[Your task] Collect all the lines that mention the word "Knight".

[Records provided]
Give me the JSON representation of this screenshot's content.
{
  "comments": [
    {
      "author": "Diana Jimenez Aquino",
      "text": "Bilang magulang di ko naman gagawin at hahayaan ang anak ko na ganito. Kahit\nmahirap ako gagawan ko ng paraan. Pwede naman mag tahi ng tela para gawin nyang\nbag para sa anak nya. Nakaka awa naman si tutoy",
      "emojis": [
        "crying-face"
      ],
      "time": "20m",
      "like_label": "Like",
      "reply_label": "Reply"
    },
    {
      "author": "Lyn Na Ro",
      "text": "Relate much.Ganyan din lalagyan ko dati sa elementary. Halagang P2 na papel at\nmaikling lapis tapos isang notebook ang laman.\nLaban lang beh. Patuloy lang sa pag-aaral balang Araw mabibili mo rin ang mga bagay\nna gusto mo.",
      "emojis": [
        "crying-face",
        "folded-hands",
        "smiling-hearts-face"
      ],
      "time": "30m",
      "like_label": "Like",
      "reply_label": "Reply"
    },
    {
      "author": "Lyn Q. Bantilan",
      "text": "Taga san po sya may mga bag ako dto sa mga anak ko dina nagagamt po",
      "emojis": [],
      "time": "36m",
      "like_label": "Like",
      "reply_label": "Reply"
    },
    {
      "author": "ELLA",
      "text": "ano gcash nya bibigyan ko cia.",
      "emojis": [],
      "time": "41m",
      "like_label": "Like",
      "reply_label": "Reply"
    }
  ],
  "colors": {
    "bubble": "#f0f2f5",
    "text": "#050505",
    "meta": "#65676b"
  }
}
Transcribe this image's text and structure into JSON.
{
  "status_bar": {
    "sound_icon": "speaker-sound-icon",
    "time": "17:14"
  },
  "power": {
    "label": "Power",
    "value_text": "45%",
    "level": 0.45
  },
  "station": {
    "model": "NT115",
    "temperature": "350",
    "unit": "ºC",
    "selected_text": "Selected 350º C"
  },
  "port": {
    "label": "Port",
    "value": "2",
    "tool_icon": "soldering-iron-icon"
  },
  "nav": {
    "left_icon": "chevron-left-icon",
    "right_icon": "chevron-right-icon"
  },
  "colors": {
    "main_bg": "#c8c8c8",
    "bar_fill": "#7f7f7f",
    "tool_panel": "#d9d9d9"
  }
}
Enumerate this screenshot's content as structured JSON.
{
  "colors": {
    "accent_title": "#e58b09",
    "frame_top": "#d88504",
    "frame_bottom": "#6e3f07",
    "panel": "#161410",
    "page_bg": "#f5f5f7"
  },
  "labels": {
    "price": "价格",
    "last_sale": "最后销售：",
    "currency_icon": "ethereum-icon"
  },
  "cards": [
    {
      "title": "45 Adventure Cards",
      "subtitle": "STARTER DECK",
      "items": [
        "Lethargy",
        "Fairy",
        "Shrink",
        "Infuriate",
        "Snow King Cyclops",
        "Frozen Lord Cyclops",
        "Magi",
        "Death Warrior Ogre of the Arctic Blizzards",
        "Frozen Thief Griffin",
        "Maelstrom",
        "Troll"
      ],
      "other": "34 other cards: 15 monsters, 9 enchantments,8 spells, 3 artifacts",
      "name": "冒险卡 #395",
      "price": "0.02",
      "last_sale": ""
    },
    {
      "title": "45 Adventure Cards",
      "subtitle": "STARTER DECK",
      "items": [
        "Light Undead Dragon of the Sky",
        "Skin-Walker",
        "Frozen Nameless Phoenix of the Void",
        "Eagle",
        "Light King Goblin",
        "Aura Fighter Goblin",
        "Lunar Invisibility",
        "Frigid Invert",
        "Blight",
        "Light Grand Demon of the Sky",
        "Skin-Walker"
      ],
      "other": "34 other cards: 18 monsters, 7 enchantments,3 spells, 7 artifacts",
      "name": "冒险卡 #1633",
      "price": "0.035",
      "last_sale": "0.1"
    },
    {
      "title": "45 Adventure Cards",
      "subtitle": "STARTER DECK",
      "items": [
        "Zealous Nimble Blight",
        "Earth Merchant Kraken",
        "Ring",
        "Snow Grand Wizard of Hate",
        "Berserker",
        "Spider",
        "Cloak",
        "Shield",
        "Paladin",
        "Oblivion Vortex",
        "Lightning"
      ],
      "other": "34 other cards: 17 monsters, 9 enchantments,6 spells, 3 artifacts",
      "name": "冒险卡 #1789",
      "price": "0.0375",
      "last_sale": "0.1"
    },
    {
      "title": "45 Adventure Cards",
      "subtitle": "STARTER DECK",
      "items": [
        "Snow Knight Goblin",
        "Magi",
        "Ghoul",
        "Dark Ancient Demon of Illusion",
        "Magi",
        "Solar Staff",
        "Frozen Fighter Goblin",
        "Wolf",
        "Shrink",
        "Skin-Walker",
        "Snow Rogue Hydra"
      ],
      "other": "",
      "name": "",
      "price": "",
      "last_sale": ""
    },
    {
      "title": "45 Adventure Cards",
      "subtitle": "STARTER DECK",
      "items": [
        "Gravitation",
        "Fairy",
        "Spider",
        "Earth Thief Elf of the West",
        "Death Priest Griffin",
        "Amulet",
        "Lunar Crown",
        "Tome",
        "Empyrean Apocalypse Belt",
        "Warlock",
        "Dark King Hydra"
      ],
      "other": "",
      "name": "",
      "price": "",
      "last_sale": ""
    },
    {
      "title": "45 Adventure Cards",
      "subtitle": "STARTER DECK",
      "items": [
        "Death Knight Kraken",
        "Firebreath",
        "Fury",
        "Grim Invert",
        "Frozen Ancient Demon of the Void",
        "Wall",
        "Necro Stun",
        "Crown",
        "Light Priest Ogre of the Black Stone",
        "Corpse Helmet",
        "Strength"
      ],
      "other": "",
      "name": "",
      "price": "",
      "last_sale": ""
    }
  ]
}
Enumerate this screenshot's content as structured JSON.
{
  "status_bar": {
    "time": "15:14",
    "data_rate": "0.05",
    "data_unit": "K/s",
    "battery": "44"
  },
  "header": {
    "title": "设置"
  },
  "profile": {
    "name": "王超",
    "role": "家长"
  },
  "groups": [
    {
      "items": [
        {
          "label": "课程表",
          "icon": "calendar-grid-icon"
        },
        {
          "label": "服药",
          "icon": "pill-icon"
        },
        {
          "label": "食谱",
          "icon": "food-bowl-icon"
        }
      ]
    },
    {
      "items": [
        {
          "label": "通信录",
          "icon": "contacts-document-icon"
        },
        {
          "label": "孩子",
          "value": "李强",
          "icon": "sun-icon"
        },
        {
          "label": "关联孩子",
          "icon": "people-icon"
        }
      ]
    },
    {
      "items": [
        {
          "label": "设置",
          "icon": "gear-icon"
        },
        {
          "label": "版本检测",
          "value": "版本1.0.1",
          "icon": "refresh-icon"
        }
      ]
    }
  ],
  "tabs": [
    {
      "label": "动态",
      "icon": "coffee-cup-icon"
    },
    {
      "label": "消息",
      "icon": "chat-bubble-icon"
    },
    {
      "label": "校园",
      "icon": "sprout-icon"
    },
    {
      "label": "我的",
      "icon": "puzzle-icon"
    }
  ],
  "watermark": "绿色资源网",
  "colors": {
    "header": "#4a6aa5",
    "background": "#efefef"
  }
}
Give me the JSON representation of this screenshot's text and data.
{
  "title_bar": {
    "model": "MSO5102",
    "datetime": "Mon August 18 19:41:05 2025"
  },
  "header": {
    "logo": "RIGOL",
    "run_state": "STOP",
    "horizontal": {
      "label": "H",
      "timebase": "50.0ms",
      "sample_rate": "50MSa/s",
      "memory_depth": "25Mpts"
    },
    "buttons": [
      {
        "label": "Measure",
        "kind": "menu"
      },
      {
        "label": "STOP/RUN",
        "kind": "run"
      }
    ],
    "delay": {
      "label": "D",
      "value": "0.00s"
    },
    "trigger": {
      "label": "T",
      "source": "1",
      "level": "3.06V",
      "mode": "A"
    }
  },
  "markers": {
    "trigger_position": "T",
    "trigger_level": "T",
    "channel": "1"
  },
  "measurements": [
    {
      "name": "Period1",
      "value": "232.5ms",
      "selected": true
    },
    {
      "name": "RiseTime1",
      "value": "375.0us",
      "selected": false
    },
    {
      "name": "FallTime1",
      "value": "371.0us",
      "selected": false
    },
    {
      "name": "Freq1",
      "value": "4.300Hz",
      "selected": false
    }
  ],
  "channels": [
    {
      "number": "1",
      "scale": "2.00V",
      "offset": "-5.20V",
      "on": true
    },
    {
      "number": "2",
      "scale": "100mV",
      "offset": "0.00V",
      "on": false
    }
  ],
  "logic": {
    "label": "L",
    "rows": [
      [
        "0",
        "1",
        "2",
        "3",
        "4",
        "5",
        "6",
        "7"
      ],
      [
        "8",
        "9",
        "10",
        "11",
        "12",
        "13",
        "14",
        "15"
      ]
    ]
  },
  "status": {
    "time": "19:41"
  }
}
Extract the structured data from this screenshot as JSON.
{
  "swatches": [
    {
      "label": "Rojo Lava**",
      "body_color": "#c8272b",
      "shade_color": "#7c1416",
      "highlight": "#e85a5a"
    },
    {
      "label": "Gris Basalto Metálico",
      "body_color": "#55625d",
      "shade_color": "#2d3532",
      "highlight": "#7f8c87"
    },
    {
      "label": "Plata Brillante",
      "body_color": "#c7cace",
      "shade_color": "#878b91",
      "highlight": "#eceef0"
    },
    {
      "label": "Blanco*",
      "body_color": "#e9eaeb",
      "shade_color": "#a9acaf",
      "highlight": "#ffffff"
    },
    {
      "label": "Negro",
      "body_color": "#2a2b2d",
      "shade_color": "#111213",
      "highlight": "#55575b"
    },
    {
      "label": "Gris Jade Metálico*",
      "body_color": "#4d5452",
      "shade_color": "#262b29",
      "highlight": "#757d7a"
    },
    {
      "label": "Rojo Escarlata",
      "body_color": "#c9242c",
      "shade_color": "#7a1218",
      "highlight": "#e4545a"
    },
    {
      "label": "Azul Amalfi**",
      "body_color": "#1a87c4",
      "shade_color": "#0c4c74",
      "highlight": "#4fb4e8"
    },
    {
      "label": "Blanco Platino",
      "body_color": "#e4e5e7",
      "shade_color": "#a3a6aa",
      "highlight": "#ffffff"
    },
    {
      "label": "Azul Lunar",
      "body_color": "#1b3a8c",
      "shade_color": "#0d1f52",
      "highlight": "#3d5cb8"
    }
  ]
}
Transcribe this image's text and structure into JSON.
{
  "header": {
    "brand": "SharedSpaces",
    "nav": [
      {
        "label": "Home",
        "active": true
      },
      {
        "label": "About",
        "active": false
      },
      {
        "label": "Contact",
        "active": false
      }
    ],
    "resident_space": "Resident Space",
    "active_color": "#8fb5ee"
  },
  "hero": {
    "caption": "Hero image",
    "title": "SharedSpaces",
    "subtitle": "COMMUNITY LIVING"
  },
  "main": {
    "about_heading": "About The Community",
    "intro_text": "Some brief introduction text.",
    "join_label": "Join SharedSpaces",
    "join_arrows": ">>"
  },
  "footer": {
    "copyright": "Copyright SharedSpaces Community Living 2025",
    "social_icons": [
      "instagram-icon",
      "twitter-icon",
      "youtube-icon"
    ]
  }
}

[Task solution]
        "Snow Knight Goblin",
        "Death Knight Kraken",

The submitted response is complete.